TASK DIRECTIONS ::
Which lines include the word "Professeur"? Copy each of them.

MATERIAL SHOWN ::
>> START

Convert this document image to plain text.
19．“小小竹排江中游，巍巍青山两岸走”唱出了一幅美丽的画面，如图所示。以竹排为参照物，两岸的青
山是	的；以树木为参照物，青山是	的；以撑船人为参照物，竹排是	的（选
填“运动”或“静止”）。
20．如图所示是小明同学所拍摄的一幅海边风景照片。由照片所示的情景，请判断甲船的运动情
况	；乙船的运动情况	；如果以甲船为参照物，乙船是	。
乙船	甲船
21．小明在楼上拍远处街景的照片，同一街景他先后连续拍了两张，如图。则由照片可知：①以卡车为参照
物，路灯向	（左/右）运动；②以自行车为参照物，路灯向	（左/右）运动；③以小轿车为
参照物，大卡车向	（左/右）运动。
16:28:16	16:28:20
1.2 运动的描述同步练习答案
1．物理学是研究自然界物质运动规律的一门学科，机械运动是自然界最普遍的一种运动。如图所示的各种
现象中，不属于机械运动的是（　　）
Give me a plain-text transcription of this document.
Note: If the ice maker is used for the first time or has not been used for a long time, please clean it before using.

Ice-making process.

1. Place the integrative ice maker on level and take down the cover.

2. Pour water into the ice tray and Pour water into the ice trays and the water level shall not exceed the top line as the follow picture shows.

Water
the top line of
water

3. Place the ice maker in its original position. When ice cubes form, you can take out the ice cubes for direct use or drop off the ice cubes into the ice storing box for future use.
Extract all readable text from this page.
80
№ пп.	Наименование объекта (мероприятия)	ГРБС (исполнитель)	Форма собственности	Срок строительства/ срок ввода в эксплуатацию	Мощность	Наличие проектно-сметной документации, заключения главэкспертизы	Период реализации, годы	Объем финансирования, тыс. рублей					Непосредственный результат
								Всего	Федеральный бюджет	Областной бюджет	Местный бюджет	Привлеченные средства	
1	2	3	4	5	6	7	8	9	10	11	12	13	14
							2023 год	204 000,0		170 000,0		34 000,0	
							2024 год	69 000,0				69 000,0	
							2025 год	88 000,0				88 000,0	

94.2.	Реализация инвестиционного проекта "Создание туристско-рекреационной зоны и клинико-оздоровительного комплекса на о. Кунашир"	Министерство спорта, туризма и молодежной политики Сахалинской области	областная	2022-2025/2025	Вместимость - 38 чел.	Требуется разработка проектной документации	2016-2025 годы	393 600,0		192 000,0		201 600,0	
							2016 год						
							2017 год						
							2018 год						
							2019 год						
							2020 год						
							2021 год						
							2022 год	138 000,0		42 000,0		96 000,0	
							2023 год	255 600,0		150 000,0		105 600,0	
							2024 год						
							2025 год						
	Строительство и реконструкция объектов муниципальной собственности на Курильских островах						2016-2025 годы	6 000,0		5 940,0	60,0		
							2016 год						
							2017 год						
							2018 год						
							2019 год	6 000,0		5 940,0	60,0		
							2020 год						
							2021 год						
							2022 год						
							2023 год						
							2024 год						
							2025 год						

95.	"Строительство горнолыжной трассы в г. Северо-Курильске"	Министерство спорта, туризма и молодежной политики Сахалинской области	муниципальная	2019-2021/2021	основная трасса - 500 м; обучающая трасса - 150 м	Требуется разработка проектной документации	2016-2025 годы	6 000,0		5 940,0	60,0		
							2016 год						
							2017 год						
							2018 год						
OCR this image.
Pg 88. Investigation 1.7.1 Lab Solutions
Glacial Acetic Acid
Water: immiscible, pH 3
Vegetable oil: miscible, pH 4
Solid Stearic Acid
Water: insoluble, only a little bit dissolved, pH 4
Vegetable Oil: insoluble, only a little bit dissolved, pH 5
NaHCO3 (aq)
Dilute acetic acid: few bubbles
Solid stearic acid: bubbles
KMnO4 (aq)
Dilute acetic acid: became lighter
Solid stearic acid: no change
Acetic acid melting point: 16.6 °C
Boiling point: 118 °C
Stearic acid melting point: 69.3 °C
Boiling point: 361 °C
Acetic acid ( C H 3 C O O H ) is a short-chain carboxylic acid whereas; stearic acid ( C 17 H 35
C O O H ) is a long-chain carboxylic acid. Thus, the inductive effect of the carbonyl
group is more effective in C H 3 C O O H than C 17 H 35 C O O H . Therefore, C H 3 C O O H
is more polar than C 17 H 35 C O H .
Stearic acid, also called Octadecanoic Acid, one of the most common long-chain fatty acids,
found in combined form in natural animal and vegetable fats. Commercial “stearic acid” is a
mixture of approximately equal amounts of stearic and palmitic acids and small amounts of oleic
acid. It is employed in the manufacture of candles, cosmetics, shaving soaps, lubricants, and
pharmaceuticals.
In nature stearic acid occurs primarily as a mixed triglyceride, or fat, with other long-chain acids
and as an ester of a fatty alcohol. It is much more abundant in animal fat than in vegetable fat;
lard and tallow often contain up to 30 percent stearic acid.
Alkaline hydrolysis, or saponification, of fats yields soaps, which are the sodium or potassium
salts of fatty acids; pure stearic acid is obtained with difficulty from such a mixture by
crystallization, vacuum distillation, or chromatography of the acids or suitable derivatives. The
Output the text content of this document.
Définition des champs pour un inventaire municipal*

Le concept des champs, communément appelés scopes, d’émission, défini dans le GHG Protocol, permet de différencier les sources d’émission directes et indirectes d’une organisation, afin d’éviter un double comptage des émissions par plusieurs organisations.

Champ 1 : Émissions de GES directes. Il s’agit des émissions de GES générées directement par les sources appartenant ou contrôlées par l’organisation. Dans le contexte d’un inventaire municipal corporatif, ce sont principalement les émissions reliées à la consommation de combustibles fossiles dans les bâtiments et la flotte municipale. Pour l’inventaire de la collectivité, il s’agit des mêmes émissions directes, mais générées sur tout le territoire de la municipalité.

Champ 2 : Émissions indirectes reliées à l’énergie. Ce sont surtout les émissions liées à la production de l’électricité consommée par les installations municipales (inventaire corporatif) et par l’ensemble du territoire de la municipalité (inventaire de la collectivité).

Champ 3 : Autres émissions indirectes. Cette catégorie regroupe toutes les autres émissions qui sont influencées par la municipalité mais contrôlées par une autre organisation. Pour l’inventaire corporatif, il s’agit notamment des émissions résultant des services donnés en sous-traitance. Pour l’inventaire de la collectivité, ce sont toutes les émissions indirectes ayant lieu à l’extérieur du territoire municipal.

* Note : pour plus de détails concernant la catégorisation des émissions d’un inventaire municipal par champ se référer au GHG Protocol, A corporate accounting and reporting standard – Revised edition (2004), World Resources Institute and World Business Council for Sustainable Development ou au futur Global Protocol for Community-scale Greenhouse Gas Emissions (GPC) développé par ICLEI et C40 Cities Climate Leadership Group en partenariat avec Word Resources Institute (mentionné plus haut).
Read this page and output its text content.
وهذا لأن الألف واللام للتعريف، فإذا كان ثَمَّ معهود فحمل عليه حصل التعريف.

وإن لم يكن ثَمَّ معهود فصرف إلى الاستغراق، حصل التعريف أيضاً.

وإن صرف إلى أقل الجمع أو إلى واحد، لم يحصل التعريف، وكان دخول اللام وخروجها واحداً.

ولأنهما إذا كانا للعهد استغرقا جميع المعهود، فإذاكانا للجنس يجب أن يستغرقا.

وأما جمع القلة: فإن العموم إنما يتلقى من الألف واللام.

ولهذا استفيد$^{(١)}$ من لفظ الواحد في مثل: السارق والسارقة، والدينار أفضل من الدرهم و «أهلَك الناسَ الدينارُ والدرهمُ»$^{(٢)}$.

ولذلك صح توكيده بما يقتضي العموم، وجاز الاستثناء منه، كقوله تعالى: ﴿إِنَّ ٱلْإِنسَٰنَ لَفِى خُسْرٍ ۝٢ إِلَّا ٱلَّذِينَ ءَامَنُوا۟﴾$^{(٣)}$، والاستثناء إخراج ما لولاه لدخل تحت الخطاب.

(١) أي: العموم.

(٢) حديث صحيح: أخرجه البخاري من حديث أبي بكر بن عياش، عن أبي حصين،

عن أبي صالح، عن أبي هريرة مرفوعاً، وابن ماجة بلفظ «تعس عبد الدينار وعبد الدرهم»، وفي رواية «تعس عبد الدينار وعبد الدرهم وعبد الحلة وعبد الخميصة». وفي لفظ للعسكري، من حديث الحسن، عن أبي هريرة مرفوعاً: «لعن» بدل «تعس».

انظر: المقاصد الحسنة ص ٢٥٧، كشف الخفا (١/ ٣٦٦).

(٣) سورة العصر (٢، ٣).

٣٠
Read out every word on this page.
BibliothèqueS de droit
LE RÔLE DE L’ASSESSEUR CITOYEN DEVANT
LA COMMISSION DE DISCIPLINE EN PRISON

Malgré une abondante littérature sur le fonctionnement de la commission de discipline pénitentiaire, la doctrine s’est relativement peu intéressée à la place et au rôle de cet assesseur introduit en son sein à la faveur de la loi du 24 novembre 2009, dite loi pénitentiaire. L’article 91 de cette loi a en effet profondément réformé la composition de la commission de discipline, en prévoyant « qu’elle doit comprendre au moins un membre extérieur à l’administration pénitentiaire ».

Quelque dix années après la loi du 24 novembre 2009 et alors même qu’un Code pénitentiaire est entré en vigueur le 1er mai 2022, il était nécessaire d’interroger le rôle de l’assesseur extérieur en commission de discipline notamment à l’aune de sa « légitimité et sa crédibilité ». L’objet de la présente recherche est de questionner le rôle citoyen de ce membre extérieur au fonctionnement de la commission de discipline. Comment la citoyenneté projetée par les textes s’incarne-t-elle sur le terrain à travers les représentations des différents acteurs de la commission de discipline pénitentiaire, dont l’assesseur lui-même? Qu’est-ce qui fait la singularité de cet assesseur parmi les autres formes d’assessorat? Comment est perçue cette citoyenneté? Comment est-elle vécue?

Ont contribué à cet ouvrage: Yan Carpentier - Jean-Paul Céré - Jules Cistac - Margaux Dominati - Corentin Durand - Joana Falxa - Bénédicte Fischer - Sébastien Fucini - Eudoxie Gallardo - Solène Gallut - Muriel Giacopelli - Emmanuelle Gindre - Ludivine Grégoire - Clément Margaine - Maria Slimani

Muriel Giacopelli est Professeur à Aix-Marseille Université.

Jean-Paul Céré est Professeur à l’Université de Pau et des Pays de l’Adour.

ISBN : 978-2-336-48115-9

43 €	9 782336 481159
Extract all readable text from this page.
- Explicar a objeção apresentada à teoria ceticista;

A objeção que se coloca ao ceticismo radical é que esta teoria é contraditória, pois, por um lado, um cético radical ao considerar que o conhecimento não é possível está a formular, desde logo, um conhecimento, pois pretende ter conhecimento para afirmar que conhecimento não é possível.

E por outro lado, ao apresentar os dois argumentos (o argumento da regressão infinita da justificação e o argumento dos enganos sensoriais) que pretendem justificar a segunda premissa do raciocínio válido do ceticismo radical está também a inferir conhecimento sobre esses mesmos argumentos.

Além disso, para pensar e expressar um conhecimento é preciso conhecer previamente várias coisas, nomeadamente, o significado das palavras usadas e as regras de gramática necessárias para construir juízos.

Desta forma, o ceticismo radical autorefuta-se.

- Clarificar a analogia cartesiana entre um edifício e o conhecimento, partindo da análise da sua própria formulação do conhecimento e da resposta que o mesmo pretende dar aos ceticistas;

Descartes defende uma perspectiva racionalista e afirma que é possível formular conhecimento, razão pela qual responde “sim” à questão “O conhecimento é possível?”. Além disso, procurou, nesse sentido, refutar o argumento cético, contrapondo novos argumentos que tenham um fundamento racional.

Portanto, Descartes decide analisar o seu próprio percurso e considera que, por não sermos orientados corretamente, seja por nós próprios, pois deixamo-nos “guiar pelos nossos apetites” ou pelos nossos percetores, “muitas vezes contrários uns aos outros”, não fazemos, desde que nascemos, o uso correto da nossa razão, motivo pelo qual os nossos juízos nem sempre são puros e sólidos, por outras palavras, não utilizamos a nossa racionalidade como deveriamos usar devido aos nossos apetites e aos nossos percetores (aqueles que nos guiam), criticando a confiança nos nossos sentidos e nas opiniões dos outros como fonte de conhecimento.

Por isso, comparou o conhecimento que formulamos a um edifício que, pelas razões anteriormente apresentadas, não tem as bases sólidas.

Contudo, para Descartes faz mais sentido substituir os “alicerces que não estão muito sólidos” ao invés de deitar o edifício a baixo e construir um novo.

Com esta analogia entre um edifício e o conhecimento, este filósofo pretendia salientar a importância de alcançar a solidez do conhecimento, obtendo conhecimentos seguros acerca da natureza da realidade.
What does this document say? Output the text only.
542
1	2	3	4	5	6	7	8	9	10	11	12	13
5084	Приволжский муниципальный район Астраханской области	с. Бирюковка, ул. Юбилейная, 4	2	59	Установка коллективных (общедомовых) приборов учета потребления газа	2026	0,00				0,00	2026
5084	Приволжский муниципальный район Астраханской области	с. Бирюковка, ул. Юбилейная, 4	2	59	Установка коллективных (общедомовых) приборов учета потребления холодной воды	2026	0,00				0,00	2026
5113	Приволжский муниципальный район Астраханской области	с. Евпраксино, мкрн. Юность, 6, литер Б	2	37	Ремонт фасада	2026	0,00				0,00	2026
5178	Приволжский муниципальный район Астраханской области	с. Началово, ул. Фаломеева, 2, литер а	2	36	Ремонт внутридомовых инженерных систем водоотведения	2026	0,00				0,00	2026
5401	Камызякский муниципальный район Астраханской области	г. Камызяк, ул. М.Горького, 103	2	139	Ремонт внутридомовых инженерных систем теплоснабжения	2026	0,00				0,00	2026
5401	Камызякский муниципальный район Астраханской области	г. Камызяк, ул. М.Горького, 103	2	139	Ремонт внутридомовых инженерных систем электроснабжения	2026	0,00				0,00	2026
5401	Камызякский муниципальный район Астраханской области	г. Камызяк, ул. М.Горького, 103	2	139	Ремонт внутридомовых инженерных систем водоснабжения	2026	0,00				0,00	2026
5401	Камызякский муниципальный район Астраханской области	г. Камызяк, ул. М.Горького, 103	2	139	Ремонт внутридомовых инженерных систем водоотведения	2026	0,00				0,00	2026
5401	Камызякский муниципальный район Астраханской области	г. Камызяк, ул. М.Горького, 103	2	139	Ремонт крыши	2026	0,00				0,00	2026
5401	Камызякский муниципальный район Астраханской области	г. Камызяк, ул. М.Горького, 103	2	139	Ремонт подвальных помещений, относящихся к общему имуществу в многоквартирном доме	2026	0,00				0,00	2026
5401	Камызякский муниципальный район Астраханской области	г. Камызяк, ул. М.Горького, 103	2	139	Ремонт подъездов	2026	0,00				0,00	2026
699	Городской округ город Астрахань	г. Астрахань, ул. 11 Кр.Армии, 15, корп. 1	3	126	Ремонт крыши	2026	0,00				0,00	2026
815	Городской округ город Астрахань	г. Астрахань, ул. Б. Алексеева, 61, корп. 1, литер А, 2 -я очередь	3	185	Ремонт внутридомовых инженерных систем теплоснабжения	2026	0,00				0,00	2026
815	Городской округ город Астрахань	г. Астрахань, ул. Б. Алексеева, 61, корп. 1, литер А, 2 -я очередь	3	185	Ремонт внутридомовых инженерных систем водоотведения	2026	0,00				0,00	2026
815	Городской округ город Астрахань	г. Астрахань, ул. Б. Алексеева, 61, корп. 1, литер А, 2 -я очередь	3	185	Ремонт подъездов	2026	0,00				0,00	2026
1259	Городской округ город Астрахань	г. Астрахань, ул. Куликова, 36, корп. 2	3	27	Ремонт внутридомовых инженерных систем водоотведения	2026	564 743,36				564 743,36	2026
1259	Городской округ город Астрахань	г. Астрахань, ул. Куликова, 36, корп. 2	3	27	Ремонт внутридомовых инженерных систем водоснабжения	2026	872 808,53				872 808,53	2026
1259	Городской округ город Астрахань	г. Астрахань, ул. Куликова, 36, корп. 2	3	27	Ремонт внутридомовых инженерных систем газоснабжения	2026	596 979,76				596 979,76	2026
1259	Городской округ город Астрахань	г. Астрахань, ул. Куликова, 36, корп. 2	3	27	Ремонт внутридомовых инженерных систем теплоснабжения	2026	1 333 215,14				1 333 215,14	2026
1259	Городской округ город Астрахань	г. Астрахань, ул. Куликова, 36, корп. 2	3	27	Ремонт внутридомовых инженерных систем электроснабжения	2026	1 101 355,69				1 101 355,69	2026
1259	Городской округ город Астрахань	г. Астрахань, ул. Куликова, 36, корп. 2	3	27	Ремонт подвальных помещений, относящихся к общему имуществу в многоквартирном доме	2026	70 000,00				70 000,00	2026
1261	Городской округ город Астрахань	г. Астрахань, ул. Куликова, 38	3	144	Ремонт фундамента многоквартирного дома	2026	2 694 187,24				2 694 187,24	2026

>> END

THE COMPLETED TASK ::
Muriel Giacopelli est Professeur à Aix-Marseille Université.
Jean-Paul Céré est Professeur à l’Université de Pau et des Pays de l’Adour.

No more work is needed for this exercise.